--- Begin ---

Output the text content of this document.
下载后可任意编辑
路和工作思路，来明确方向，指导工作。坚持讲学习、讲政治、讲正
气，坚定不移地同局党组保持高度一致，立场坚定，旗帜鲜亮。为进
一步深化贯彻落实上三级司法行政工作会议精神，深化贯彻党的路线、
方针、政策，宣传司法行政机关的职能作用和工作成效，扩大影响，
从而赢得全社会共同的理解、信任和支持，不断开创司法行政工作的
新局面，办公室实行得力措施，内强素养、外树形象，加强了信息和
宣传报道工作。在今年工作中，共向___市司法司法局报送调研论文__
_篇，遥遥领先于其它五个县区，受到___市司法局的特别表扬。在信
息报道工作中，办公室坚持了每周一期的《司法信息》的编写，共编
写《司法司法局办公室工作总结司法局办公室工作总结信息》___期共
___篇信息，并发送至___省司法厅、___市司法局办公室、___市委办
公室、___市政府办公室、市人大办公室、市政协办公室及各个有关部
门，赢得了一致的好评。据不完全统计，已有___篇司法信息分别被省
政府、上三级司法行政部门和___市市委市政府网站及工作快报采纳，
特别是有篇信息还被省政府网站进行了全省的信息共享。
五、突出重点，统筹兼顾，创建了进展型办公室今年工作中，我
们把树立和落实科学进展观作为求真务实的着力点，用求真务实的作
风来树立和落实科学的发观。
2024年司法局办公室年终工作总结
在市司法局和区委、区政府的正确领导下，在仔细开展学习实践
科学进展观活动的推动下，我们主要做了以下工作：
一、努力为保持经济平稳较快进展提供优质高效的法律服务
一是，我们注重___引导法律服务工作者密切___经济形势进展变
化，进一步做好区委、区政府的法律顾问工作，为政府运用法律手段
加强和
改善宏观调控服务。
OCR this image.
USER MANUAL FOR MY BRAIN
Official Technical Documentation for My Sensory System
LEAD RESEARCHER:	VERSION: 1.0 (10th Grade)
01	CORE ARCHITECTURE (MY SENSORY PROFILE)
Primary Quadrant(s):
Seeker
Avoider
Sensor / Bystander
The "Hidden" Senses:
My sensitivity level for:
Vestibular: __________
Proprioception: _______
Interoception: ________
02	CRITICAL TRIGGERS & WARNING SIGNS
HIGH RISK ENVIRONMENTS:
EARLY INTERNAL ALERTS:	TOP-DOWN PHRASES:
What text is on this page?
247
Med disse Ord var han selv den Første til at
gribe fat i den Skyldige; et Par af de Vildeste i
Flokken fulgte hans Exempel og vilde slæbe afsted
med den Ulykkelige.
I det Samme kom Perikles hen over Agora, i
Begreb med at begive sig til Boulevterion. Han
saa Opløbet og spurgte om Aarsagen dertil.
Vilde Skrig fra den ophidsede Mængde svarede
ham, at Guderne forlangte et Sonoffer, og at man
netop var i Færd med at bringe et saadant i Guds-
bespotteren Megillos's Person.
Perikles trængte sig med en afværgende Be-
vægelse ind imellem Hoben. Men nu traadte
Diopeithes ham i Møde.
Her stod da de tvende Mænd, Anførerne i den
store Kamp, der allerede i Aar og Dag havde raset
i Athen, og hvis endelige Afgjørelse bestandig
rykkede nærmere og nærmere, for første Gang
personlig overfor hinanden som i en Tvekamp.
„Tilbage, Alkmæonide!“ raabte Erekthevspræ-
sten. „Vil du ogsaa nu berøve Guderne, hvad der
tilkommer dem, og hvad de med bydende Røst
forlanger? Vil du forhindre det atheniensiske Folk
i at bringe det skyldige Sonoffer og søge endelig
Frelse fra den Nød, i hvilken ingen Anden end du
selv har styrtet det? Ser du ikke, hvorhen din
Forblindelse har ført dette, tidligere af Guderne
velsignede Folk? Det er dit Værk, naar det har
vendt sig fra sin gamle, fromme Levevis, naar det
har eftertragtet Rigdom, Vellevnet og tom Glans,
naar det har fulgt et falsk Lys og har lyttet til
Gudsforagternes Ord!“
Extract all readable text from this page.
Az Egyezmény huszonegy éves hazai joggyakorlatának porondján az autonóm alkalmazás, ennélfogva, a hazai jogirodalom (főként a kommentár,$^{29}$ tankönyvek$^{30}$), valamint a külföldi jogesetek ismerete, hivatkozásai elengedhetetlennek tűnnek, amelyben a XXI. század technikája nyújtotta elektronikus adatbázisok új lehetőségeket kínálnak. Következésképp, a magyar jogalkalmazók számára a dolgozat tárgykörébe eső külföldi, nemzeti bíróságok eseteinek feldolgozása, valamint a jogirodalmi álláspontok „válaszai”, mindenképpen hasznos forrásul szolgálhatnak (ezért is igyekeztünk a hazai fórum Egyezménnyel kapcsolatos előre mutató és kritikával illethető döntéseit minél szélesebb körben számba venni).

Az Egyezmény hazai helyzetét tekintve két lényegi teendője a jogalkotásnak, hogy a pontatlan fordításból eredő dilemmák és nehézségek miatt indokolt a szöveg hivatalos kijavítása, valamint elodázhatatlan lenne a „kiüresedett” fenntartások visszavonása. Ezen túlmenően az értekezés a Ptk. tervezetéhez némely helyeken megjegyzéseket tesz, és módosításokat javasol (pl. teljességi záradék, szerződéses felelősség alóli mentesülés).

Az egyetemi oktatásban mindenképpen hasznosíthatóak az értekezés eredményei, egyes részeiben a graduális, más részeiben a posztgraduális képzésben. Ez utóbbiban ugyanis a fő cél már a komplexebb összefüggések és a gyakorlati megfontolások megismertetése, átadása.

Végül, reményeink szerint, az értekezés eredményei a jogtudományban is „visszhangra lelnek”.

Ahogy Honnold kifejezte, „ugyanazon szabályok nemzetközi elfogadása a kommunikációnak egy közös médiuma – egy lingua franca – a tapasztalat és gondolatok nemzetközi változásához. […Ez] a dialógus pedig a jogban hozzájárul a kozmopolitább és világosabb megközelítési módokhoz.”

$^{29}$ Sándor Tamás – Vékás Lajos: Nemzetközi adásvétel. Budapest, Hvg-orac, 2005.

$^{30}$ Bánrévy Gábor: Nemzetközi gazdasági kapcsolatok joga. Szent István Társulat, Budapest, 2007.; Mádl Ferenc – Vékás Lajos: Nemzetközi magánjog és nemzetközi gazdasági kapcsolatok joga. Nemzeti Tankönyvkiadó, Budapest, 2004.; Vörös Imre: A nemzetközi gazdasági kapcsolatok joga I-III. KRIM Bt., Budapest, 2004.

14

--- End ---

- _INSTRUCTION_
Copy the material above verbatim.

- _SOLUTION TO THE PROBLEM_
Output the text content of this document.
下载后可任意编辑
路和工作思路，来明确方向，指导工作。坚持讲学习、讲政治、讲正
气，坚定不移地同局党组保持高度一致，立场坚定，旗帜鲜亮。为进
一步深化贯彻落实上三级司法行政工作会议精神，深化贯彻党的路线、
方针、政策，宣传司法行政机关的职能作用和工作成效，扩大影响，
从而赢得全社会共同的理解、信任和支持，不断开创司法行政工作的
新局面，办公室实行得力措施，内强素养、外树形象，加强了信息和
宣传报道工作。在今年工作中，共向___市司法司法局报送调研论文__
_篇，遥遥领先于其它五个县区，受到___市司法局的特别表扬。在信
息报道工作中，办公室坚持了每周一期的《司法信息》的编写，共编
写《司法司法局办公室工作总结司法局办公室工作总结信息》___期共
___篇信息，并发送至___省司法厅、___市司法局办公室、___市委办
公室、___市政府办公室、市人大办公室、市政协办公室及各个有关部
门，赢得了一致的好评。据不完全统计，已有___篇司法信息分别被省
政府、上三级司法行政部门和___市市委市政府网站及工作快报采纳，
特别是有篇信息还被省政府网站进行了全省的信息共享。
五、突出重点，统筹兼顾，创建了进展型办公室今年工作中，我
们把树立和落实科学进展观作为求真务实的着力点，用求真务实的作
风来树立和落实科学的发观。
2024年司法局办公室年终工作总结
在市司法局和区委、区政府的正确领导下，在仔细开展学习实践
科学进展观活动的推动下，我们主要做了以下工作：
一、努力为保持经济平稳较快进展提供优质高效的法律服务
一是，我们注重___引导法律服务工作者密切___经济形势进展变
化，进一步做好区委、区政府的法律顾问工作，为政府运用法律手段
加强和
改善宏观调控服务。
OCR this image.
USER MANUAL FOR MY BRAIN
Official Technical Documentation for My Sensory System
LEAD RESEARCHER:	VERSION: 1.0 (10th Grade)
01	CORE ARCHITECTURE (MY SENSORY PROFILE)
Primary Quadrant(s):
Seeker
Avoider
Sensor / Bystander
The "Hidden" Senses:
My sensitivity level for:
Vestibular: __________
Proprioception: _______
Interoception: ________
02	CRITICAL TRIGGERS & WARNING SIGNS
HIGH RISK ENVIRONMENTS:
EARLY INTERNAL ALERTS:	TOP-DOWN PHRASES:
What text is on this page?
247
Med disse Ord var han selv den Første til at
gribe fat i den Skyldige; et Par af de Vildeste i
Flokken fulgte hans Exempel og vilde slæbe afsted
med den Ulykkelige.
I det Samme kom Perikles hen over Agora, i
Begreb med at begive sig til Boulevterion. Han
saa Opløbet og spurgte om Aarsagen dertil.
Vilde Skrig fra den ophidsede Mængde svarede
ham, at Guderne forlangte et Sonoffer, og at man
netop var i Færd med at bringe et saadant i Guds-
bespotteren Megillos's Person.
Perikles trængte sig med en afværgende Be-
vægelse ind imellem Hoben. Men nu traadte
Diopeithes ham i Møde.
Her stod da de tvende Mænd, Anførerne i den
store Kamp, der allerede i Aar og Dag havde raset
i Athen, og hvis endelige Afgjørelse bestandig
rykkede nærmere og nærmere, for første Gang
personlig overfor hinanden som i en Tvekamp.
„Tilbage, Alkmæonide!“ raabte Erekthevspræ-
sten. „Vil du ogsaa nu berøve Guderne, hvad der
tilkommer dem, og hvad de med bydende Røst
forlanger? Vil du forhindre det atheniensiske Folk
i at bringe det skyldige Sonoffer og søge endelig
Frelse fra den Nød, i hvilken ingen Anden end du
selv har styrtet det? Ser du ikke, hvorhen din
Forblindelse har ført dette, tidligere af Guderne
velsignede Folk? Det er dit Værk, naar det har
vendt sig fra sin gamle, fromme Levevis, naar det
har eftertragtet Rigdom, Vellevnet og tom Glans,
naar det har fulgt et falsk Lys og har lyttet til
Gudsforagternes Ord!“
Extract all readable text from this page.
Az Egyezmény huszonegy éves hazai joggyakorlatának porondján az autonóm alkalmazás, ennélfogva, a hazai jogirodalom (főként a kommentár,$^{29}$ tankönyvek$^{30}$), valamint a külföldi jogesetek ismerete, hivatkozásai elengedhetetlennek tűnnek, amelyben a XXI. század technikája nyújtotta elektronikus adatbázisok új lehetőségeket kínálnak. Következésképp, a magyar jogalkalmazók számára a dolgozat tárgykörébe eső külföldi, nemzeti bíróságok eseteinek feldolgozása, valamint a jogirodalmi álláspontok „válaszai”, mindenképpen hasznos forrásul szolgálhatnak (ezért is igyekeztünk a hazai fórum Egyezménnyel kapcsolatos előre mutató és kritikával illethető döntéseit minél szélesebb körben számba venni).

Az Egyezmény hazai helyzetét tekintve két lényegi teendője a jogalkotásnak, hogy a pontatlan fordításból eredő dilemmák és nehézségek miatt indokolt a szöveg hivatalos kijavítása, valamint elodázhatatlan lenne a „kiüresedett” fenntartások visszavonása. Ezen túlmenően az értekezés a Ptk. tervezetéhez némely helyeken megjegyzéseket tesz, és módosításokat javasol (pl. teljességi záradék, szerződéses felelősség alóli mentesülés).

Az egyetemi oktatásban mindenképpen hasznosíthatóak az értekezés eredményei, egyes részeiben a graduális, más részeiben a posztgraduális képzésben. Ez utóbbiban ugyanis a fő cél már a komplexebb összefüggések és a gyakorlati megfontolások megismertetése, átadása.

Végül, reményeink szerint, az értekezés eredményei a jogtudományban is „visszhangra lelnek”.

Ahogy Honnold kifejezte, „ugyanazon szabályok nemzetközi elfogadása a kommunikációnak egy közös médiuma – egy lingua franca – a tapasztalat és gondolatok nemzetközi változásához. […Ez] a dialógus pedig a jogban hozzájárul a kozmopolitább és világosabb megközelítési módokhoz.”

$^{29}$ Sándor Tamás – Vékás Lajos: Nemzetközi adásvétel. Budapest, Hvg-orac, 2005.

$^{30}$ Bánrévy Gábor: Nemzetközi gazdasági kapcsolatok joga. Szent István Társulat, Budapest, 2007.; Mádl Ferenc – Vékás Lajos: Nemzetközi magánjog és nemzetközi gazdasági kapcsolatok joga. Nemzeti Tankönyvkiadó, Budapest, 2004.; Vörös Imre: A nemzetközi gazdasági kapcsolatok joga I-III. KRIM Bt., Budapest, 2004.

14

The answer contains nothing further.